* _Objective_: How many of the lines below contain "enhancing"? Answer with that number alone.

>> BEGIN Provided data

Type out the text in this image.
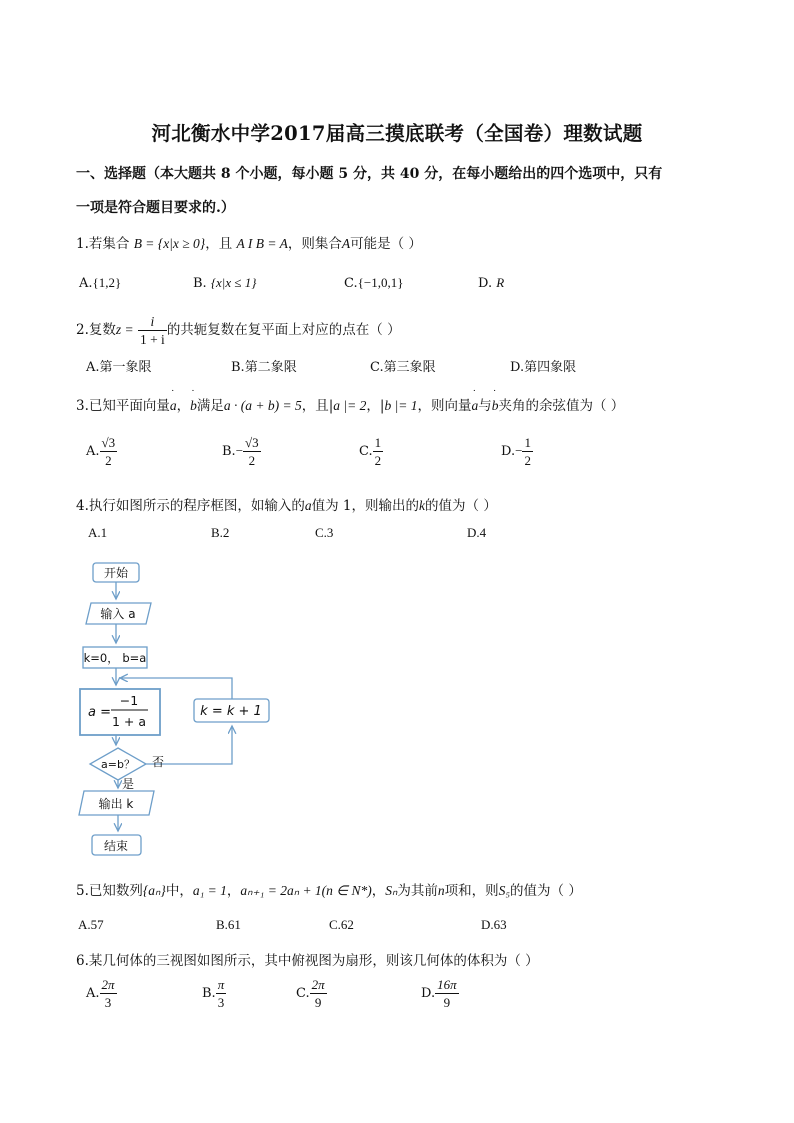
河北衡水中学2017届高三摸底联考（全国卷）理数试题
一、选择题（本大题共 8 个小题，每小题 5 分，共 40 分，在每小题给出的四个选项中，只有
一项是符合题目要求的.）
1.若集合 B = {x|x ≥ 0}，且 A I B = A，则集合A可能是（ ）
A.{1,2}	B. {x|x ≤ 1}	C.{−1,0,1}	D. R
2.复数$z = \frac{i}{1 + i}$ 的共轭复数在复平面上对应的点在（ ）
A.第一象限	B.第二象限	C.第三象限	D.第四象限
3.已知平面向量˙ a，˙ b满足a · (a + b) = 5，且|a |= 2，|b |= 1，则向量˙ a与˙ b夹角的余弦值为（ ）
A. $\frac{√3}{2}$	$B.- \frac{√3}{2}$	C. $\frac{1}{2}$	$D.- \frac{1}{2}$
4.执行如图所示的程序框图，如输入的a值为 1，则输出的k的值为（ ）
A.1	B.2	C.3	D.4
开始
输入 a
k=0， b=a
a =
−1
1 + a
k = k + 1
a=b？ 否
是
输出 k
结束
5.已知数列{aₙ}中，a₁ = 1，aₙ₊₁ = 2aₙ + 1(n ∈ N*)，Sₙ为其前n项和，则S₅的值为（ ）
A.57	B.61	C.62	D.63
6.某几何体的三视图如图所示，其中俯视图为扇形，则该几何体的体积为（ ）
A. $\frac{2\pi}{3}$	B. $\frac{\pi}{3}$	C. $\frac{2\pi}{9}$	D. $\frac{16\pi}{9}$
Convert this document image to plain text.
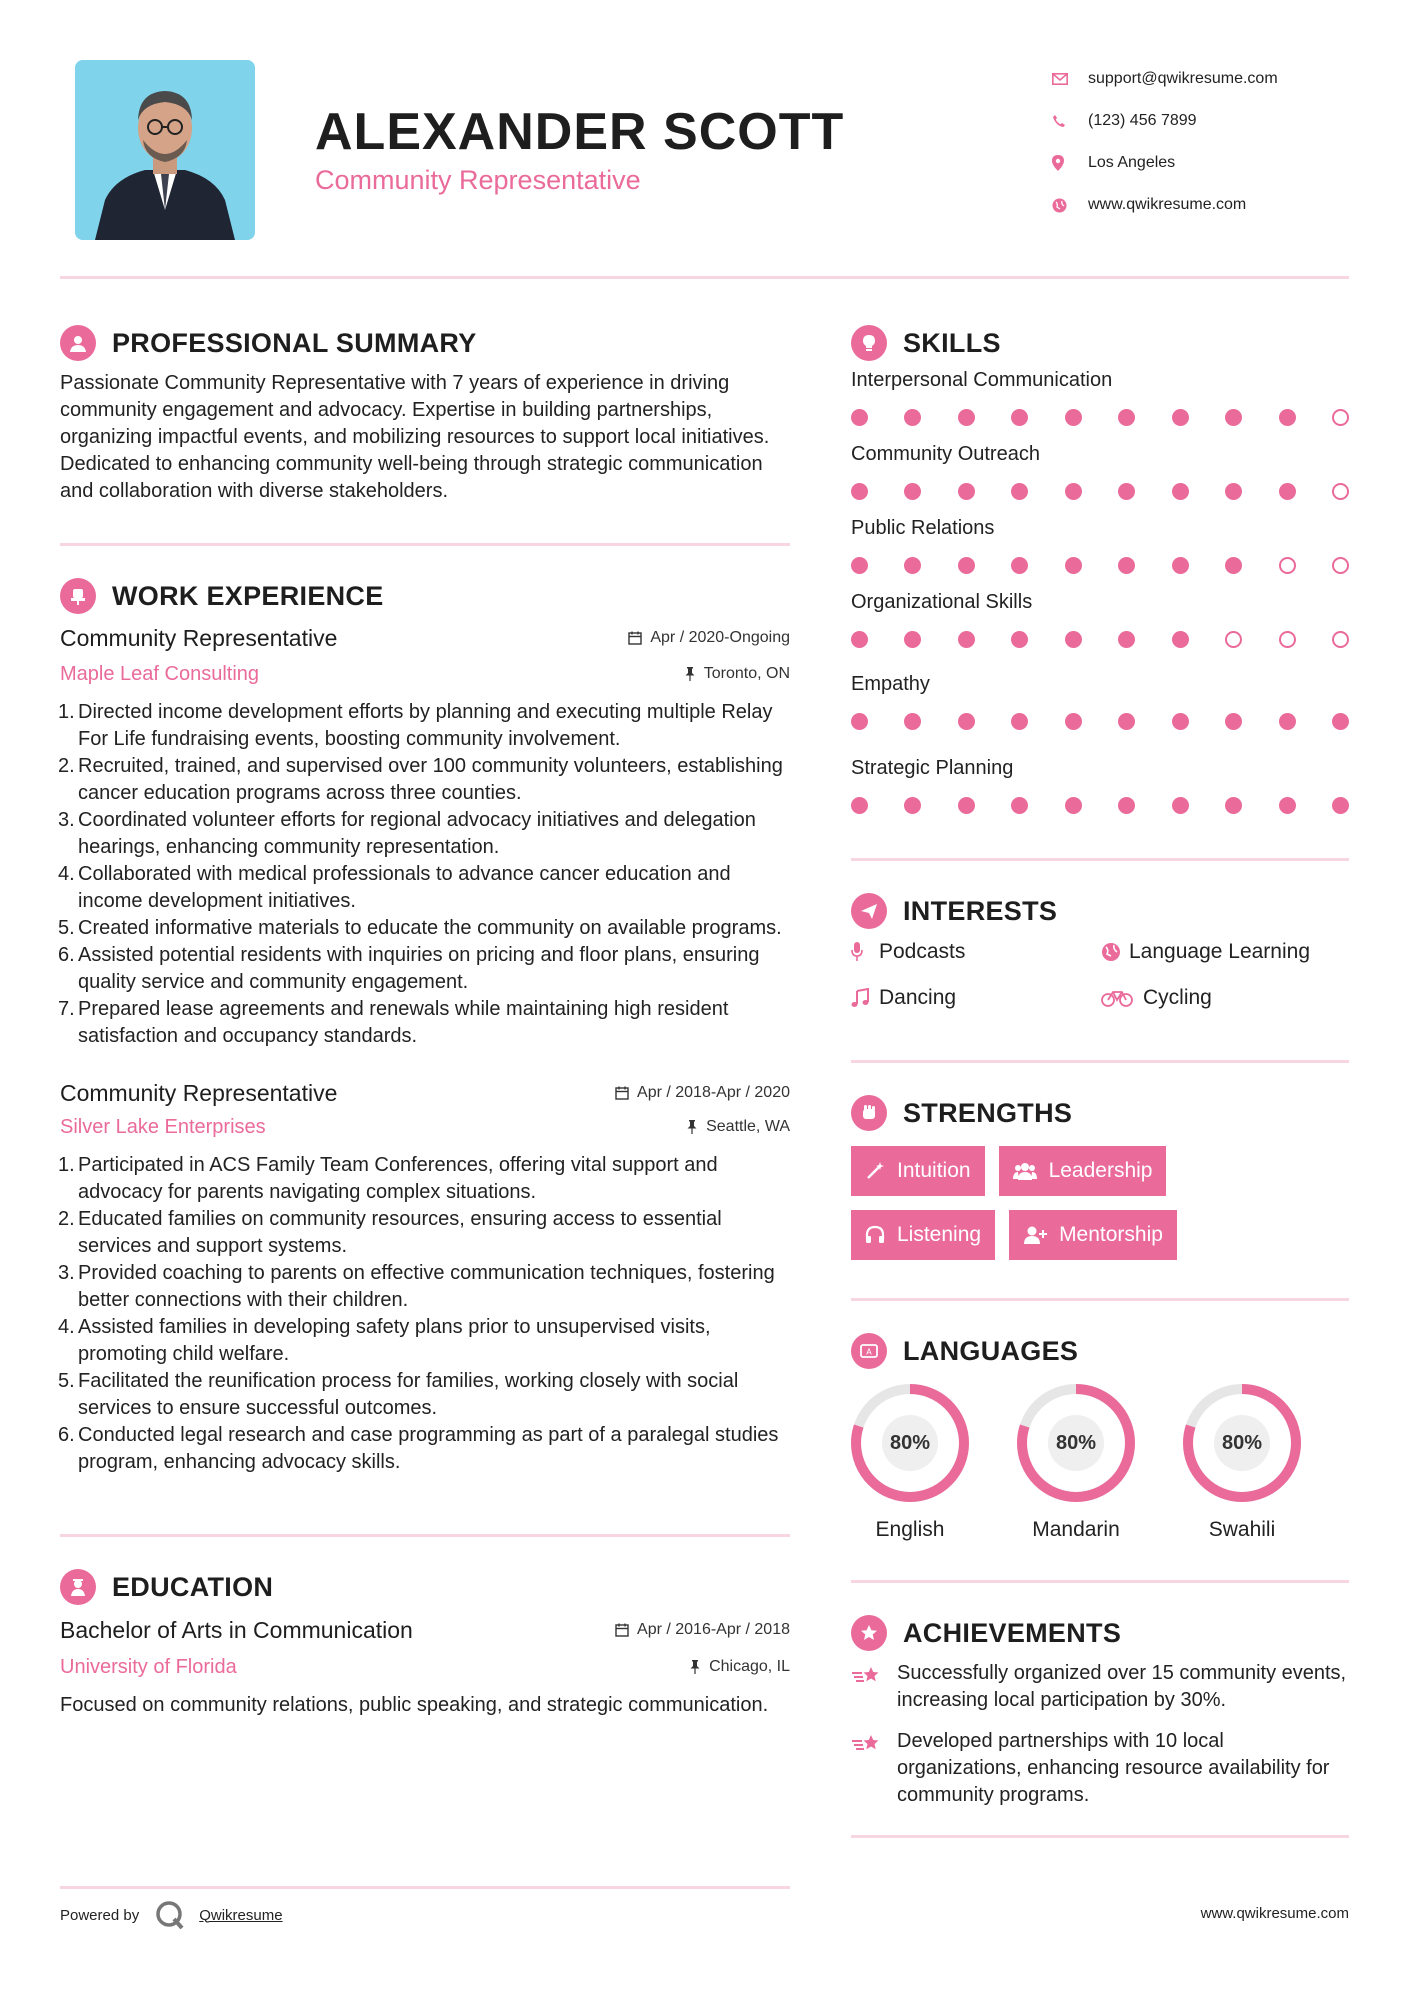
ALEXANDER SCOTT
Community Representative
support@qwikresume.com
(123) 456 7899
Los Angeles
www.qwikresume.com
PROFESSIONAL SUMMARY

Passionate Community Representative with 7 years of experience in driving community engagement and advocacy. Expertise in building partnerships, organizing impactful events, and mobilizing resources to support local initiatives. Dedicated to enhancing community well-being through strategic communication and collaboration with diverse stakeholders.

WORK EXPERIENCE
Community Representative	Apr / 2020-Ongoing
Maple Leaf Consulting	Toronto, ON
1. Directed income development efforts by planning and executing multiple Relay For Life fundraising events, boosting community involvement.
2. Recruited, trained, and supervised over 100 community volunteers, establishing cancer education programs across three counties.
3. Coordinated volunteer efforts for regional advocacy initiatives and delegation hearings, enhancing community representation.
4. Collaborated with medical professionals to advance cancer education and income development initiatives.
5. Created informative materials to educate the community on available programs.
6. Assisted potential residents with inquiries on pricing and floor plans, ensuring quality service and community engagement.
7. Prepared lease agreements and renewals while maintaining high resident satisfaction and occupancy standards.
Community Representative	Apr / 2018-Apr / 2020
Silver Lake Enterprises	Seattle, WA
1. Participated in ACS Family Team Conferences, offering vital support and advocacy for parents navigating complex situations.
2. Educated families on community resources, ensuring access to essential services and support systems.
3. Provided coaching to parents on effective communication techniques, fostering better connections with their children.
4. Assisted families in developing safety plans prior to unsupervised visits, promoting child welfare.
5. Facilitated the reunification process for families, working closely with social services to ensure successful outcomes.
6. Conducted legal research and case programming as part of a paralegal studies program, enhancing advocacy skills.
EDUCATION
Bachelor of Arts in Communication	Apr / 2016-Apr / 2018
University of Florida	Chicago, IL

Focused on community relations, public speaking, and strategic communication.

SKILLS
Interpersonal Communication
Community Outreach
Public Relations
Organizational Skills
Empathy
Strategic Planning
INTERESTS
Podcasts	Language Learning
Dancing	Cycling
STRENGTHS
Intuition	Leadership
Listening	Mentorship
A LANGUAGES
80%
English
80%
Mandarin
80%
Swahili
ACHIEVEMENTS
Successfully organized over 15 community events, increasing local participation by 30%.
Developed partnerships with 10 local organizations, enhancing resource availability for community programs.
Powered by	Qwikresume	www.qwikresume.com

>> END Provided data

* _Written answer_: 4